→ **Input**
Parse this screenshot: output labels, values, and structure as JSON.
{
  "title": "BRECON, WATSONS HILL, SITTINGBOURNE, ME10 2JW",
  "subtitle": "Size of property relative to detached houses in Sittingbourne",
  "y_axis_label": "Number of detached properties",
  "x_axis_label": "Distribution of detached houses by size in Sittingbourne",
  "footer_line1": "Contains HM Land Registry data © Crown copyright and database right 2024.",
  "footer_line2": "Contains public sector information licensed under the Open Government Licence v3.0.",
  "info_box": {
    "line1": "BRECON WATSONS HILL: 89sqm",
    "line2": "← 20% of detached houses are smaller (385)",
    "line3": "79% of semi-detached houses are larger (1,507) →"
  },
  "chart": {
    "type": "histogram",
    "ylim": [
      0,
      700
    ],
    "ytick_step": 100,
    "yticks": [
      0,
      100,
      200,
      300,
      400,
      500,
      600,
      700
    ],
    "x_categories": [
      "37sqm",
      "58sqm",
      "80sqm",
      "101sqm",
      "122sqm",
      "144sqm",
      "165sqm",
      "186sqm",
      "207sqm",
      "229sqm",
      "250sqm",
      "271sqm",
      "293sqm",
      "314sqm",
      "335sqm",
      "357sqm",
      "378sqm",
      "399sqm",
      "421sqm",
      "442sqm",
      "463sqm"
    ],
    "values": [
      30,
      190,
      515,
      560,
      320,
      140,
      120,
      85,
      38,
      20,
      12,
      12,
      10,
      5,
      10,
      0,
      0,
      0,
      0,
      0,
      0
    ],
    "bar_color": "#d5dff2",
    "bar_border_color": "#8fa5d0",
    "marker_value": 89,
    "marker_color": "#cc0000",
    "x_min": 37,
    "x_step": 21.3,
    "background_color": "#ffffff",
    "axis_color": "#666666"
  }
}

==

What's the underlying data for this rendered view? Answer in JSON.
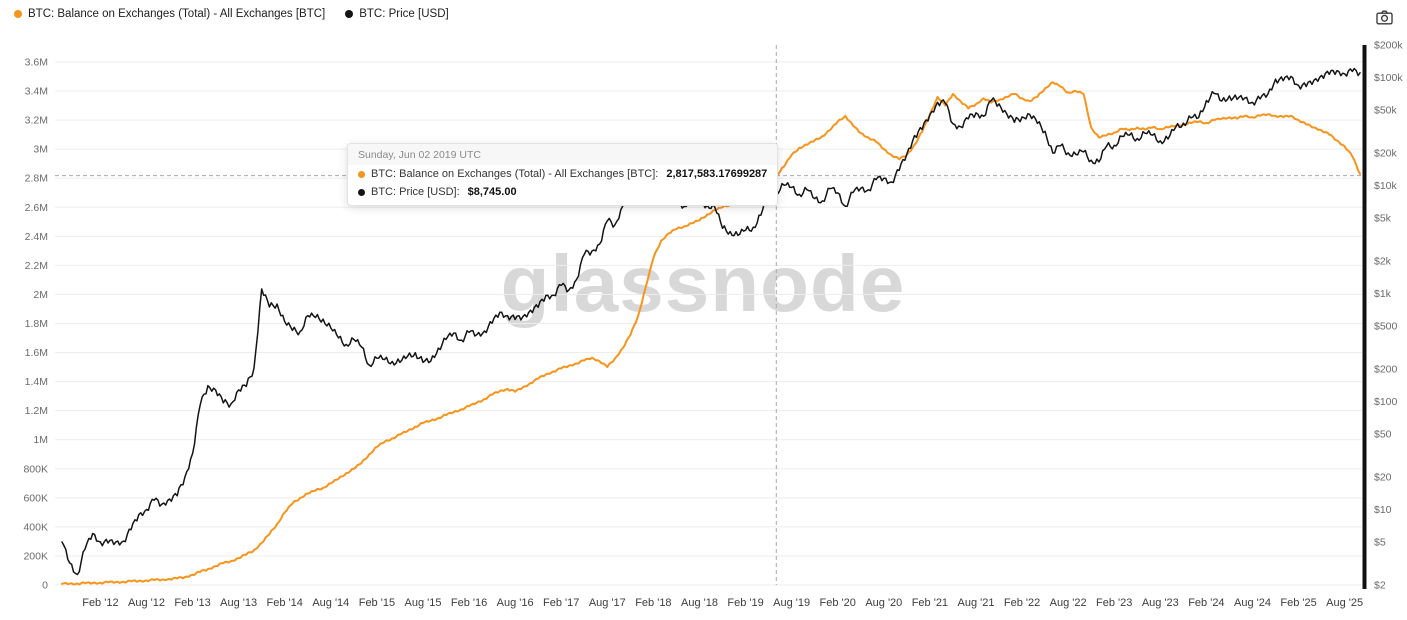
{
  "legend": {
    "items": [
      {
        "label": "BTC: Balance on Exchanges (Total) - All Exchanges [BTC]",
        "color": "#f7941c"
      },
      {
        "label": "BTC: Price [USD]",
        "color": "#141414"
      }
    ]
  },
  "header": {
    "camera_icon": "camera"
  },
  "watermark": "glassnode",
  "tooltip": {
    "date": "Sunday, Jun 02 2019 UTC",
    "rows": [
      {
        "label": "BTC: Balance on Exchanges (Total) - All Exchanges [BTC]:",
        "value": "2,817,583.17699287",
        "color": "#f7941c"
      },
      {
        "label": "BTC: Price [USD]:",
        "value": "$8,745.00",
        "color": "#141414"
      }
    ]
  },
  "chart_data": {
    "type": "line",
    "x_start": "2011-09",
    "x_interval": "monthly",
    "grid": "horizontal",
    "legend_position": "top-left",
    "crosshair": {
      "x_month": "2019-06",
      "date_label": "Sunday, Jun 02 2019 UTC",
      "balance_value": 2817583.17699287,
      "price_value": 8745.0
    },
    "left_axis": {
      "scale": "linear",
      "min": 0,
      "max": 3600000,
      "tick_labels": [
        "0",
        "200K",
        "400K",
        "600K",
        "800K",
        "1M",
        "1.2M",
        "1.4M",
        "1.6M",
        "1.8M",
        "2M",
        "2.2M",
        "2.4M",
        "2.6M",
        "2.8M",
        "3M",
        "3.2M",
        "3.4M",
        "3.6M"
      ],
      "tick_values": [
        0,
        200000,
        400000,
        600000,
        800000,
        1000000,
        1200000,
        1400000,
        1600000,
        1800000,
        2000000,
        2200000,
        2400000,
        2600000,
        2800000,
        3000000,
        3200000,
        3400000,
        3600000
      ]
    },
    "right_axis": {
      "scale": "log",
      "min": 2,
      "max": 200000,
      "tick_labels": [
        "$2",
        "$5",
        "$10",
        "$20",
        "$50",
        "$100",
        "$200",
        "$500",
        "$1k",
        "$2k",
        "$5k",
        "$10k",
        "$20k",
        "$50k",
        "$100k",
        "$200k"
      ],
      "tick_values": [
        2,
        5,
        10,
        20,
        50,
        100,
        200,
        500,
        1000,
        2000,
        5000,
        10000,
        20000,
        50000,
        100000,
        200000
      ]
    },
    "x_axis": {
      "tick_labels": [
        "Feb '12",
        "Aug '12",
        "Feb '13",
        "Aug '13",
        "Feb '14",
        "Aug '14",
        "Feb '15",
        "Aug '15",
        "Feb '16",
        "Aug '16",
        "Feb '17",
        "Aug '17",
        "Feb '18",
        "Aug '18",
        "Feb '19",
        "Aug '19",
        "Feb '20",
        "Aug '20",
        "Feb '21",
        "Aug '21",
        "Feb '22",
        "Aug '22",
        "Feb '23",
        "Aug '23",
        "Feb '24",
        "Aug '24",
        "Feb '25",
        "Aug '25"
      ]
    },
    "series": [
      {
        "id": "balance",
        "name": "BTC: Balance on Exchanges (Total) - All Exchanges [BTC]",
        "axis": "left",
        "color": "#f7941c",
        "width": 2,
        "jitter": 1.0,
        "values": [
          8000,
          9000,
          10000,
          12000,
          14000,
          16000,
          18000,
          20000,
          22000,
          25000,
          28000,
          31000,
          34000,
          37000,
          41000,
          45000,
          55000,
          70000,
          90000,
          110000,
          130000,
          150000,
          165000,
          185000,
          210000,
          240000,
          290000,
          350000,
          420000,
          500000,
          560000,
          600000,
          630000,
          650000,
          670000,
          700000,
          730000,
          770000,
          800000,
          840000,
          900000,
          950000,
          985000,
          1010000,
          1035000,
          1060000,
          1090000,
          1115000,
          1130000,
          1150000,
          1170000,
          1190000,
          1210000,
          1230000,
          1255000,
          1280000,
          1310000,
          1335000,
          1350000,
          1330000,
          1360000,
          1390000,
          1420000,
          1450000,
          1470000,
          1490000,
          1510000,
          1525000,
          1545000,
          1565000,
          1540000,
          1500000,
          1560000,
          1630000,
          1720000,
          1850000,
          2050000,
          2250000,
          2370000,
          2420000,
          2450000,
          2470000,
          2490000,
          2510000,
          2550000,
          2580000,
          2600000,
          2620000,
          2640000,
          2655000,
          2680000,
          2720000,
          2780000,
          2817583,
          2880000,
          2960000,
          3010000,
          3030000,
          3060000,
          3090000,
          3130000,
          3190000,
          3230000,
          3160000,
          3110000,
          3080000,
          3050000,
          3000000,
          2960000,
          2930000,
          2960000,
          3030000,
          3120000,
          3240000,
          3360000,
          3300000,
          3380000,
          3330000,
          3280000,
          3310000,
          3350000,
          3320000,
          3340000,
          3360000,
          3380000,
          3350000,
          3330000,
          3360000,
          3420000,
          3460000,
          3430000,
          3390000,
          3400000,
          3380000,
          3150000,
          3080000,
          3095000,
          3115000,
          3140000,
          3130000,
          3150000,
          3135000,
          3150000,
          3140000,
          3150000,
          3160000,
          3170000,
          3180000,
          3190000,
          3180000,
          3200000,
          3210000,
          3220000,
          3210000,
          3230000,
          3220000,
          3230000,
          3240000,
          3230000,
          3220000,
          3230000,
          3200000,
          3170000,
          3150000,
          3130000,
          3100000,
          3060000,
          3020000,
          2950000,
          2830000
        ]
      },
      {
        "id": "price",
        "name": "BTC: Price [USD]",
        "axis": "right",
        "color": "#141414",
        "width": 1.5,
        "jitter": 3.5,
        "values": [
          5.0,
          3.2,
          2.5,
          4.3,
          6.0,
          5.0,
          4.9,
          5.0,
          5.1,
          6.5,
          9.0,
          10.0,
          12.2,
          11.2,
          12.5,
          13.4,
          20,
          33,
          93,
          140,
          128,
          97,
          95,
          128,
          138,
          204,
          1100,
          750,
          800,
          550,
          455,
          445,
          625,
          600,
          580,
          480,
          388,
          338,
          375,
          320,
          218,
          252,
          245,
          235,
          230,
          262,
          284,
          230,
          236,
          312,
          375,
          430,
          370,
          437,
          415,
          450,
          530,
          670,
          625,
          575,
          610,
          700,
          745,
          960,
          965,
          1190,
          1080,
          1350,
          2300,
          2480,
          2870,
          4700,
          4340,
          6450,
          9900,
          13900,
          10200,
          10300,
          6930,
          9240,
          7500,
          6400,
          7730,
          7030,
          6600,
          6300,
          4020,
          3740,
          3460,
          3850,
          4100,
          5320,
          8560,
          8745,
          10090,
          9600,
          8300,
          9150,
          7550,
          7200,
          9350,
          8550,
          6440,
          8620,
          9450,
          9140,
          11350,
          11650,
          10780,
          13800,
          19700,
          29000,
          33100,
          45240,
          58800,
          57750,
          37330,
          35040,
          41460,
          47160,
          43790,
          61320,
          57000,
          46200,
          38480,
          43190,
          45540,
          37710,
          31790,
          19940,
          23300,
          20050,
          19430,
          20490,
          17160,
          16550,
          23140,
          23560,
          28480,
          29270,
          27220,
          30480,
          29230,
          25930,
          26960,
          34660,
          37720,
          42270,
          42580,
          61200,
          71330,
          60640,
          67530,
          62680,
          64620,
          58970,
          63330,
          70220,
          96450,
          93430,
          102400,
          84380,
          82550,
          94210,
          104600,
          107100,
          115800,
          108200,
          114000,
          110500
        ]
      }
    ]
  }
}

→ **Given request**
Show the lines of the records that include the string "detached".

→ **Result**
  "subtitle": "Size of property relative to detached houses in Sittingbourne",
  "y_axis_label": "Number of detached properties",
  "x_axis_label": "Distribution of detached houses by size in Sittingbourne",
    "line2": "← 20% of detached houses are smaller (385)",
    "line3": "79% of semi-detached houses are larger (1,507) →"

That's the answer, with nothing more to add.